§ **The task**
Wherever the string "this" occurs in a line of these records, report that line.
◇ ◇ ◇ ◇ ◇
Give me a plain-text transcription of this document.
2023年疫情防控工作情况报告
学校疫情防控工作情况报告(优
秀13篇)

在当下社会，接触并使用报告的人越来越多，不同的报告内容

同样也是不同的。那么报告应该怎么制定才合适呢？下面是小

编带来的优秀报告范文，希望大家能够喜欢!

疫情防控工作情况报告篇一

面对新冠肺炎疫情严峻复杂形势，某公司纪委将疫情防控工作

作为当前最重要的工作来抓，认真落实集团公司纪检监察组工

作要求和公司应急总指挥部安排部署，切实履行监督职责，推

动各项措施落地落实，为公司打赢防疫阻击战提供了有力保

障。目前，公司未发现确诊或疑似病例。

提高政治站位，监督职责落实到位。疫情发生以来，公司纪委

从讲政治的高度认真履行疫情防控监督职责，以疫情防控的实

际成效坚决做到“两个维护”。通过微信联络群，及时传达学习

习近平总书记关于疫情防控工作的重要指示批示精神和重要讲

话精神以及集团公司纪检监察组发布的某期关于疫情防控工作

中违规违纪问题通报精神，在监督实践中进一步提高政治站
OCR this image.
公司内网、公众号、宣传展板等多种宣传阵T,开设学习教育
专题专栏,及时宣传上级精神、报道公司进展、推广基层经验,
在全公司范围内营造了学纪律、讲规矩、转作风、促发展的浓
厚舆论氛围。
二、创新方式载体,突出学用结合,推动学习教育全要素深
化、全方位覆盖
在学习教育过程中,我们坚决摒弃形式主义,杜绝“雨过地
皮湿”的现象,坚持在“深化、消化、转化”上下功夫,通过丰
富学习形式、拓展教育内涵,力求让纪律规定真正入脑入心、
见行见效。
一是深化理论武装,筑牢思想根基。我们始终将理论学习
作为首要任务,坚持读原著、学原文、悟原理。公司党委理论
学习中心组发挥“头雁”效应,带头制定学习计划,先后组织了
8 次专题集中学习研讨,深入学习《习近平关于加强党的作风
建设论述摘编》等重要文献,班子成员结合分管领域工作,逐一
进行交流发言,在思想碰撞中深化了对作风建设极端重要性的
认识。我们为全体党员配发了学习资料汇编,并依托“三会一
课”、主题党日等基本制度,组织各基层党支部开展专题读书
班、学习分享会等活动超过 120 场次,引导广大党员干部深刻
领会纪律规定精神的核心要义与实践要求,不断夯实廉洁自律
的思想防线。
◇ ◇ ◇ ◇ ◇
§ **Completed exercise**
Give me a plain-text transcription of this document.
OCR this image.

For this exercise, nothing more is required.